Selected text:
This post is part of a joint series entitled “Digital Research, Digital Age: Blogging New Approaches to Early American Studies,” the Panorama and the Junto. This joint series stems from stemming from a conference entitled “Revolutionary Texts in a Digital Age: Thomas Paine’s Publishing Networks, Past and Present,” organized by Nora Slonimsky at Iona College in October 2018. This series will feature one post every day this week, hosted by both the Panorama and the Junto, and Dr. Slonimsky’s introductory post is found here. The first post at the Panorama is by Lindsay Chervinsky, “High Politics and Physical Space: Rethinking How We Commemorate Place.”
The rise of the digital humanities over the past decade has brought attention and support to a wide range of projects. In its most triumphalist form, the narrative about digital humanities suggests that digital projects have made early American materials far more accessible than they ever have been. Where once researchers could only access materials by visiting an archive or perhaps using microfilm or microfiche when available, now we can work from our homes in our pajamas to read manuscript and printed sources from the seventeenth, eighteenth, and nineteenth centuries. And we can gather massive data sets about the past for quantitative or qualitative analysis.
That is certainly true to an extent, but at the same time more recent conversations have highlighted ways in which which access is more limited and how digital tools, through a veneer of comprehensiveness, can actually obscure the incompleteness the digital historical record. Some of the tools that we access are free to users (for example, the Trans-Atlantic Slave Trade Database and Chronicling America). But many of the most important are behind paywalls of some kind, whether the Readex databases of early American imprints, Early English Books Online (EEBO), Eighteenth-Century Collections Onlines (ECCO), and others. For these resources, access is restricted to those with an affiliation at an institution that can afford to subscribe. As we have those conversations, research continues. We therefore need to consider how to talk about work based on these resources, not only to understand the benefits and pitfalls, but also to ensure that we accurately portray our research findings.
At last October’s ITPS conference, the focus was on Thomas Paine. Scholarship on his career serves as a useful example of the phenomenon I describe above. One question that has long bedeviled scholarship on Paine is the extent of the circulation of Common Sense. Its impact was obviously broad—the debate about independence shifted into high gear in the early months of 1776, and many of those promoting it linked their arguments back to Paine’s pamphlet. But it’s unclear just how far its reach spread.
Ever the self-promoter, Paine wildly estimated that printers produced 120,000 copies of the pamphlet in the first three months of 1776. As Trish Loughran has shown, that number is patently ridiculous. It would have been all but physically impossible for American printers to run that many pages through their presses in that time. Instead, Loughran and others suggest that a number somewhere south of 50,000 copies seems more reasonable. That is still by comparison a significant number—far more imprints than anything else published during the imperial crisis. And, again building on Loughran, many of the editions (twenty-five total in 1776) appeared in Philadelphia. As a pamphlet, there was far more energy to publish it in Philadelphia than anywhere else.

Exercises:
(a) Answer these questions using the post on digital archives and Thomas Paine above:
(i) Who organized the conference the series stems from, and at which college was it held?
(ii) How many copies of the pamphlet did Paine claim printers produced in the first three months of 1776?
(iii) How many editions of the pamphlet appeared in total in 1776?
(b) Write out the part of the post on digital archives and Thomas Paine starting with "The rise of" and going on through "or qualitative analysis.".
(c) Write what comes next in the post on digital archives and Thomas Paine, starting right after its last sentence.

Extracted records:
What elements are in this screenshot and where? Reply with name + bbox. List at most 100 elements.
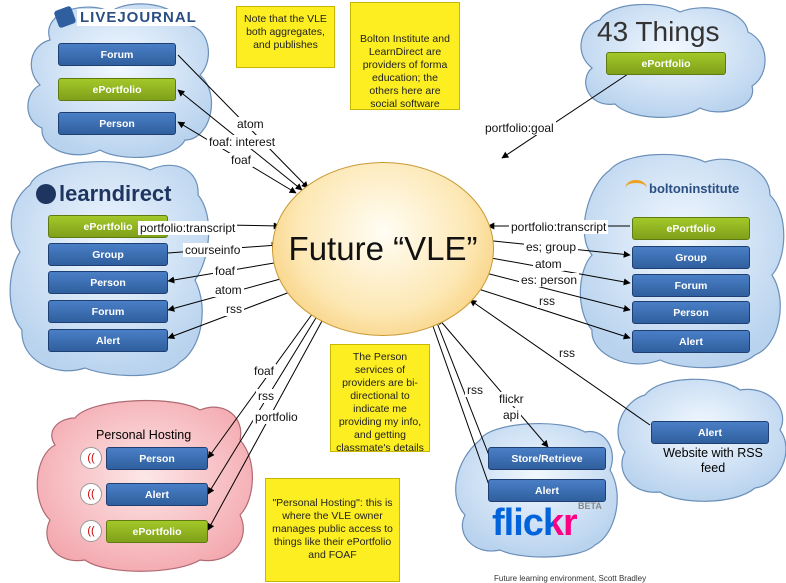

--

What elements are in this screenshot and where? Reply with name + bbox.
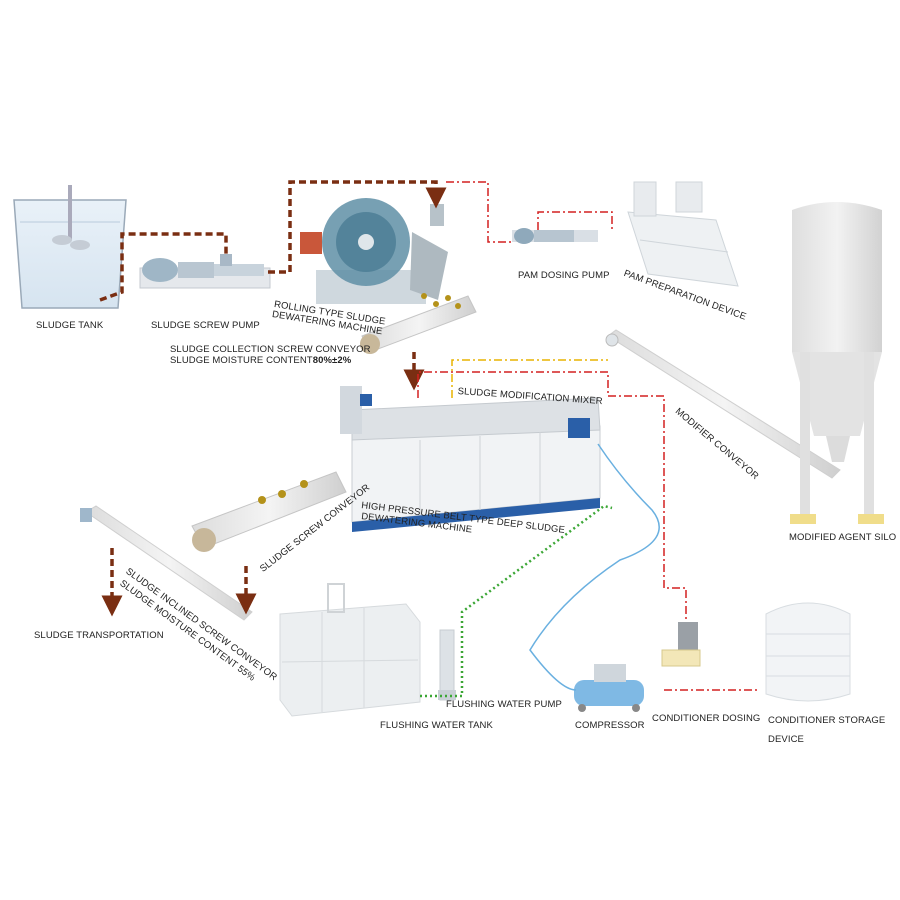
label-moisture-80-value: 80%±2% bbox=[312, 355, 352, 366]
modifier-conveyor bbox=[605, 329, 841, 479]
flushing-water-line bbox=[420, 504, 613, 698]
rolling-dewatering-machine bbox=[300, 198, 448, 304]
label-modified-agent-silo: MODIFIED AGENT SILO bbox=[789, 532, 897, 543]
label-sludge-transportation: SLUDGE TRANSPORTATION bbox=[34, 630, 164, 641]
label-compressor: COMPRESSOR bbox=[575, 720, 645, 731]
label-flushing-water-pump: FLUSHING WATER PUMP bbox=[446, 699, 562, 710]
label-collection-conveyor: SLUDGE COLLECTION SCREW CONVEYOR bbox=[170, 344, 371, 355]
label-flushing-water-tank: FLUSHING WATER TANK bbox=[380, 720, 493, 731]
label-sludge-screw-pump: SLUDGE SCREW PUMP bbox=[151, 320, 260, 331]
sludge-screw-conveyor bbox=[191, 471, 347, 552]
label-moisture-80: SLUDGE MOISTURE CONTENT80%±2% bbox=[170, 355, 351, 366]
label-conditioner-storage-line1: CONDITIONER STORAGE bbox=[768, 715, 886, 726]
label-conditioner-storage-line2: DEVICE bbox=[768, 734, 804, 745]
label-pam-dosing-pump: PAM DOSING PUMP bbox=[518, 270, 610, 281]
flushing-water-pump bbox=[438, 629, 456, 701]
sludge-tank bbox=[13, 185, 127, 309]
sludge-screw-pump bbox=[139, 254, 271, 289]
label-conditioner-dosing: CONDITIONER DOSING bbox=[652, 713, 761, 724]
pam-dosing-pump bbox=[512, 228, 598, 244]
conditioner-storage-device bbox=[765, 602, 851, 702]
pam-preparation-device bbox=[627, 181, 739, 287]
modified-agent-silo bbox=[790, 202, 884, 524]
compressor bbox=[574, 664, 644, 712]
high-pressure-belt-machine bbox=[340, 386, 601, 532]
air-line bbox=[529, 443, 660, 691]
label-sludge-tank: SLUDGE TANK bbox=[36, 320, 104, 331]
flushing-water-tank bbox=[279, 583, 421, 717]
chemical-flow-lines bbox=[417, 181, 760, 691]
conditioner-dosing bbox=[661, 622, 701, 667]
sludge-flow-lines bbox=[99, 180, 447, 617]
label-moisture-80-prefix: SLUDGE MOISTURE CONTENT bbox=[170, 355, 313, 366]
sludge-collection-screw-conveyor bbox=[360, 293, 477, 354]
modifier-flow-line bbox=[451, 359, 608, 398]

Answers provided:
(a)
(i) Nora Slonimsky, at Iona College.
(ii) 120,000 copies.
(iii) Twenty-five editions.

(b)
The rise of the digital humanities over the past decade has brought attention and support to a wide range of projects. In its most triumphalist form, the narrative about digital humanities suggests that digital projects have made early American materials far more accessible than they ever have been. Where once researchers could only access materials by visiting an archive or perhaps using microfilm or microfiche when available, now we can work from our homes in our pajamas to read manuscript and printed sources from the seventeenth, eighteenth, and nineteenth centuries. And we can gather massive data sets about the past for quantitative or qualitative analysis.

(c)
But people read it outside of Philadelphia and the other towns where Common Sense was printed, so how did they learn about the pamphlet? For that, I turned to the America’s Historical Newspapers database published by Readex. In 1776, twenty-three newspapers made 137 references to the phrase “Common Sense.” The two biggest groupings of references were advertisements for the pamphlet (56, many of which repeated for several weeks) and responses to Paine (55). Fifteen of the appearances were for extracts of the pamphlet, and thirteen were “news” about the pamphlet, the possible identity of its author, and so on. Here’s the difficulty: I’m not sure how to make meaning out of these results because I can’t state with certainty how comprehensive my search was.
To be clear: I am a huge fan of Readex. Without America’s Historical Newspapers, my book would not have been possible. But it does have limits that require me to limit the scope of my argument. First, to make a circular-but-true statement, the database contains only the newspapers it contains. AHN is built on the collections of the American Antiquarian Society, which has an unsurpassed goldmine of early American newspapers. But AAS doesn’t own everything, and Readex has not always been able to acquire copies of every newspaper from other sources. Second, an individual user only has access to the series to which his or her institution subscribes. In other words, my search results will be different depending on whether I log in from my own university, drive to Cambridge and walk into the Harvard libraries, or head to Worcester and work inside the AAS reading room. Finally, there’s the longstanding problem of OCR, or optical character recognition. It is very good for these newspapers, but not perfect. There are images of issues with smudges on them, issues that are faded, and OCR has as much trouble with the long-s as my students do. All of which is to say that I didn’t really search for “common sense” but rather for “common ?en?e” and hoped for the best.
Because of these issues it is for practical purposes impossible to say that one has found everything, or even to say that the sample is representative because for the Revolutionary era, the gaps in AHN are idiosyncratic rather than predictable. For now the conference and this post are the venues through which I’ve shared my research on this question. But as I write further about these types of issues I would like to be able to say something comprehensive about the circulation of Common Sense, among other texts. I can (and will) add the phrase “at least” or something like it to indicate the incompleteness of the record, and I can add methodological statements to my research. As I do that, however, I want us to talk more about how to deal with the imperfections of these tools, in part to make them more perfect, but more importantly so that we understand what we’re looking at.
 Trish Loughran, The Republic in Print: Print Culture in the Age of U.S. Nation Building, 1770-1870 (New York: Columbia University Press, 2007), ch. 2.